**SHORT EXERCISE**
Make a tally of the lines in the records that include the string "plantation", and give only that number.

Records from a dataset:
———
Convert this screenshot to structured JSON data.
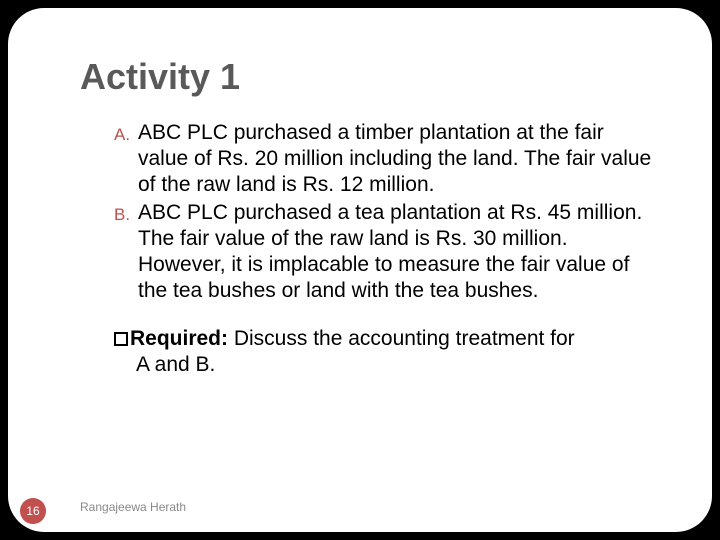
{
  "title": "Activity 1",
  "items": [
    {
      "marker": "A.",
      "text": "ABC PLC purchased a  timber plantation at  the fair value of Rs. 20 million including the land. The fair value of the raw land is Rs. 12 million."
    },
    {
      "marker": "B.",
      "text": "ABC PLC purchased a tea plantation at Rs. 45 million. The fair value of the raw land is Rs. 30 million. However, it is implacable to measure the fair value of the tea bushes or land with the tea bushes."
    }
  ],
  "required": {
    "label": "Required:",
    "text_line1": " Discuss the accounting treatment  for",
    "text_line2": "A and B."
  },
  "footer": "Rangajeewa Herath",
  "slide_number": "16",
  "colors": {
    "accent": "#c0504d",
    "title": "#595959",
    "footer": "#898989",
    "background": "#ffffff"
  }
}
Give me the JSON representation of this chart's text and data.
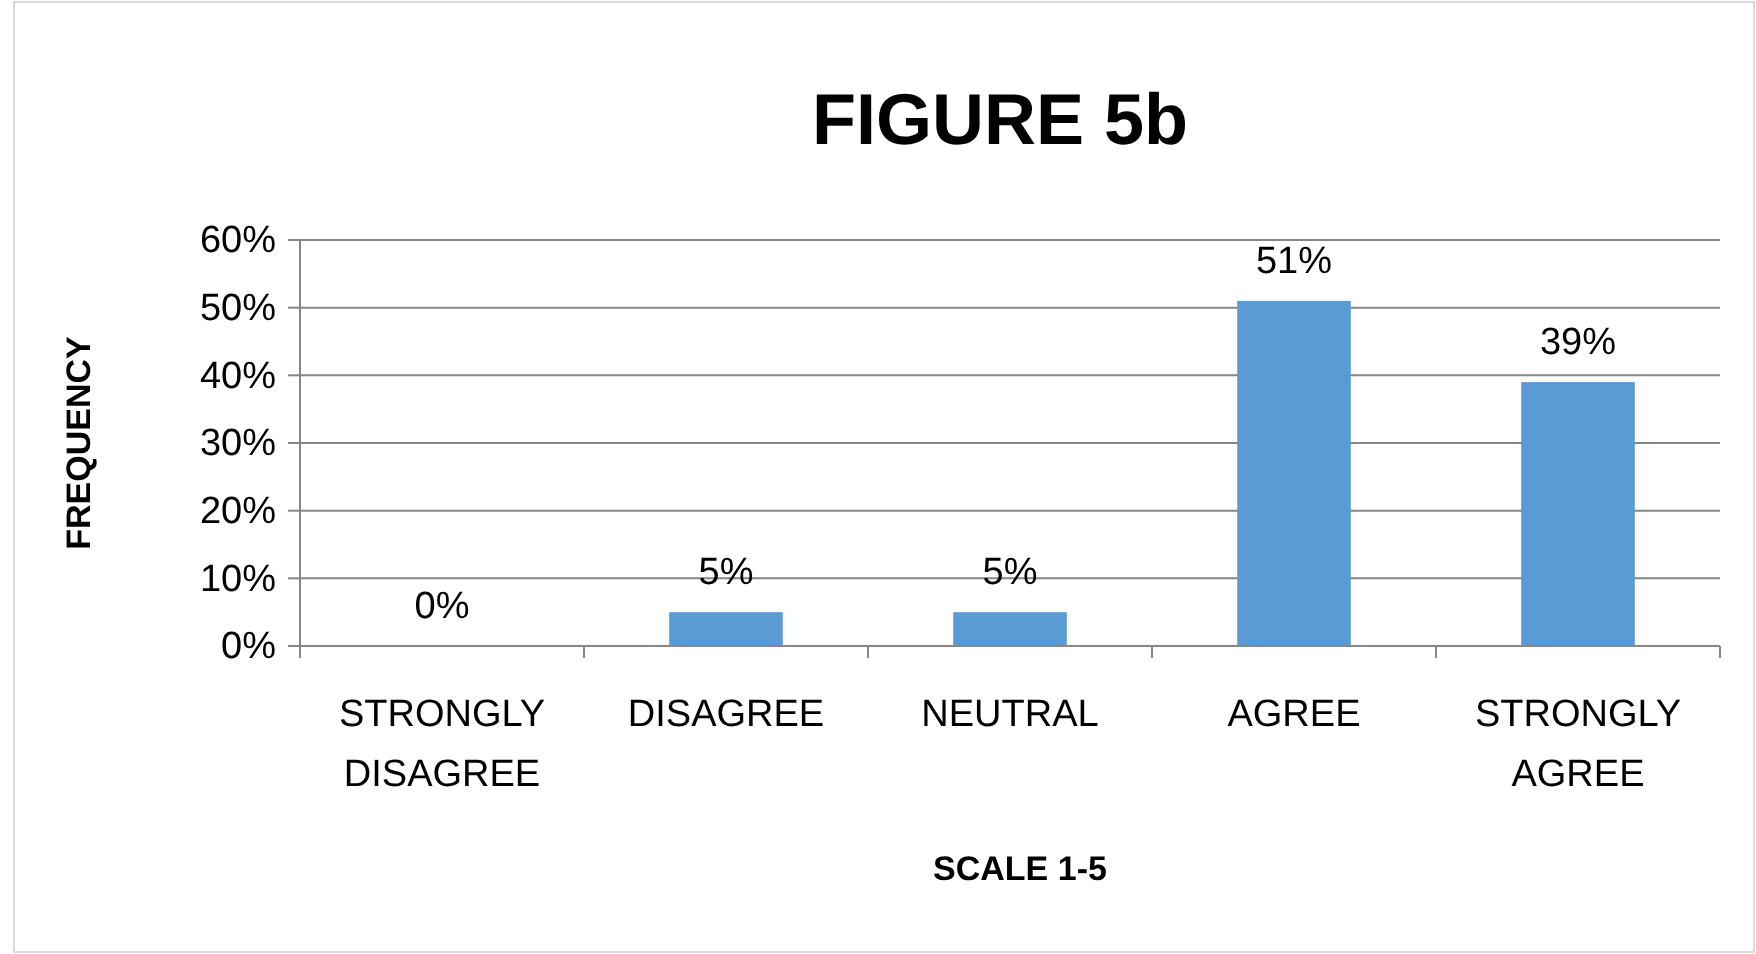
———
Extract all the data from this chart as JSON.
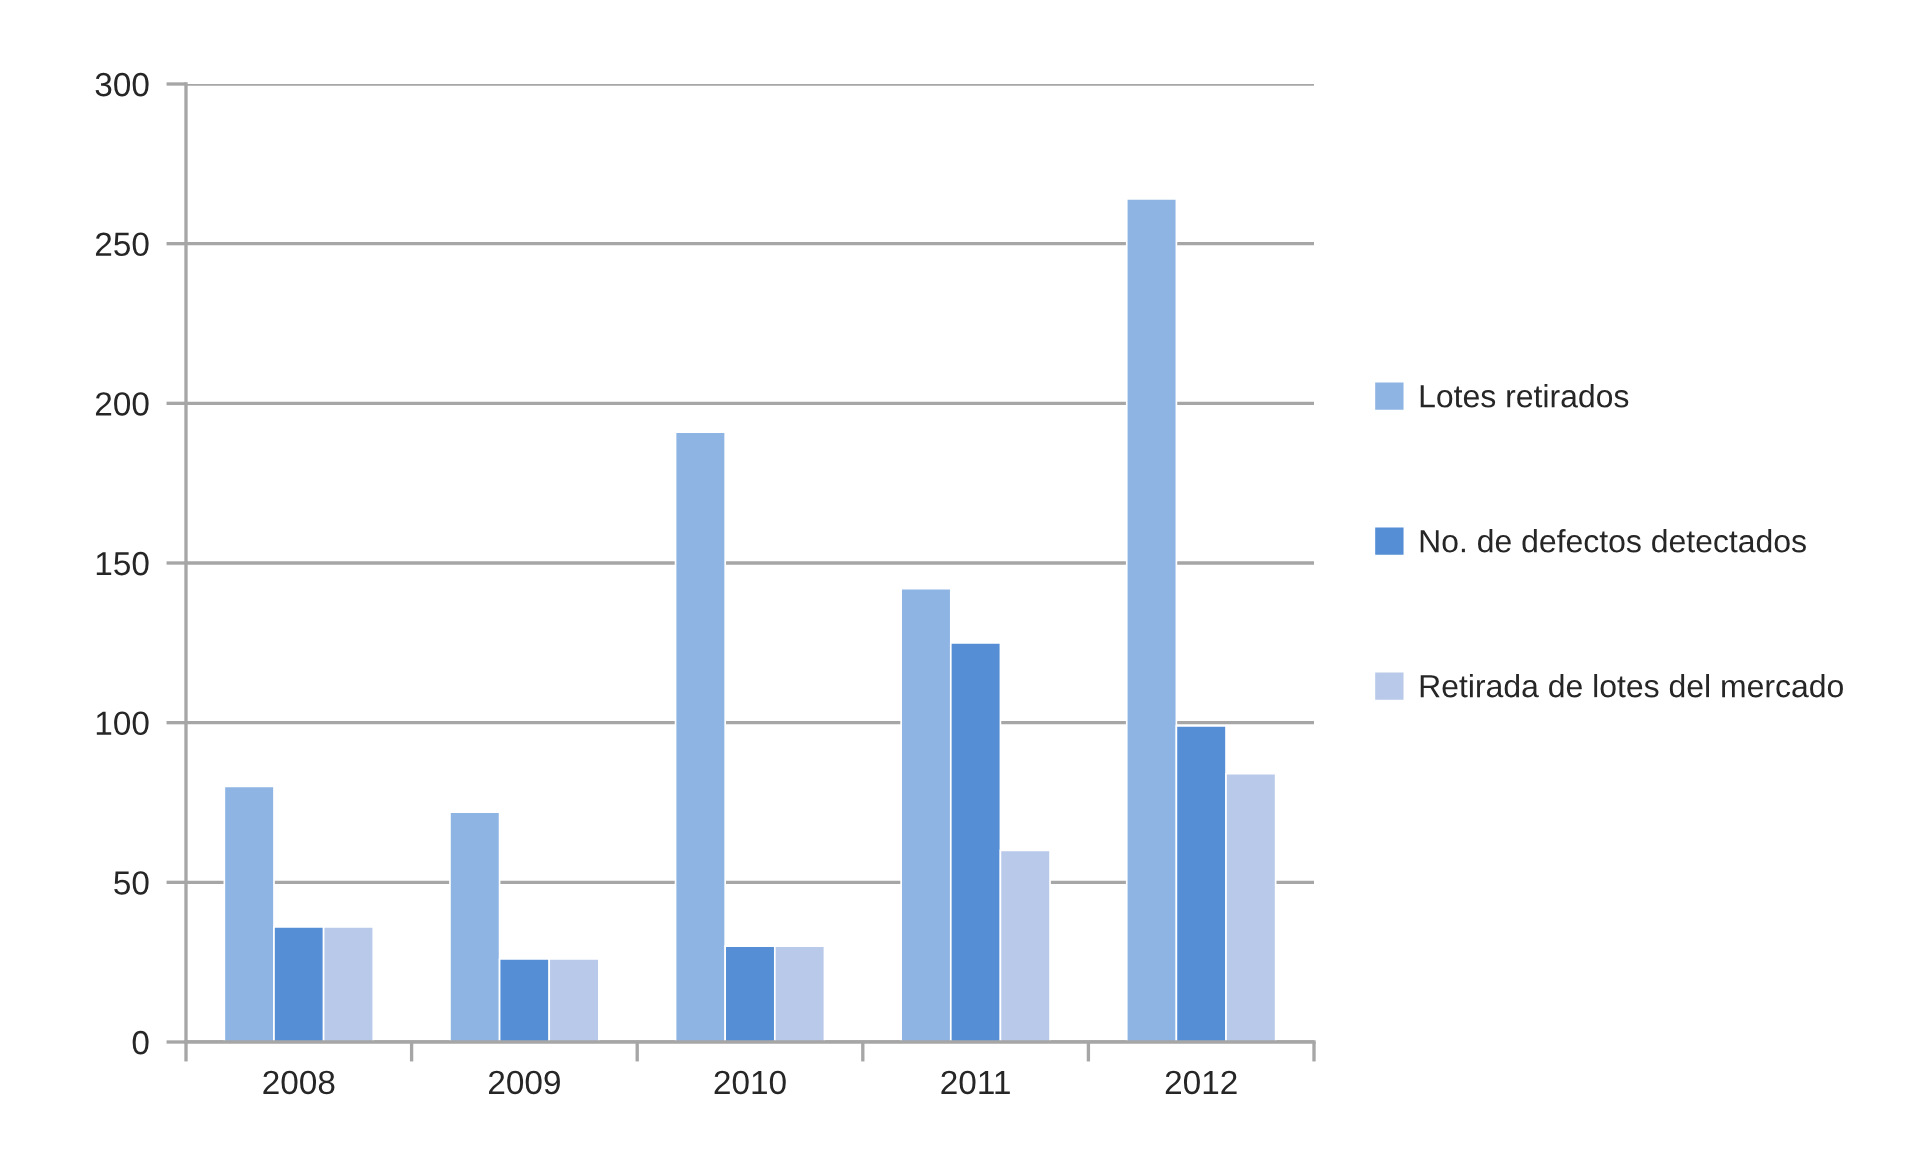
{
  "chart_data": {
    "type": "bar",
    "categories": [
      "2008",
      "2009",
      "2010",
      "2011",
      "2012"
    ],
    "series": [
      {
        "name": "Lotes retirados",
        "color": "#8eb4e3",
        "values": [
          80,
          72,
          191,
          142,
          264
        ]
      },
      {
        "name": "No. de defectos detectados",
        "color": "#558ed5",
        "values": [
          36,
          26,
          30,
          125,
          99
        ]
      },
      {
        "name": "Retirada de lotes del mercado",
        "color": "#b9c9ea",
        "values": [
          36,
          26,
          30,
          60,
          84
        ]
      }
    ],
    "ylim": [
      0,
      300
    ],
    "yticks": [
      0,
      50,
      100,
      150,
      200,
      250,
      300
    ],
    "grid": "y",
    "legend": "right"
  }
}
———
**COMPLETE OUTPUT**
2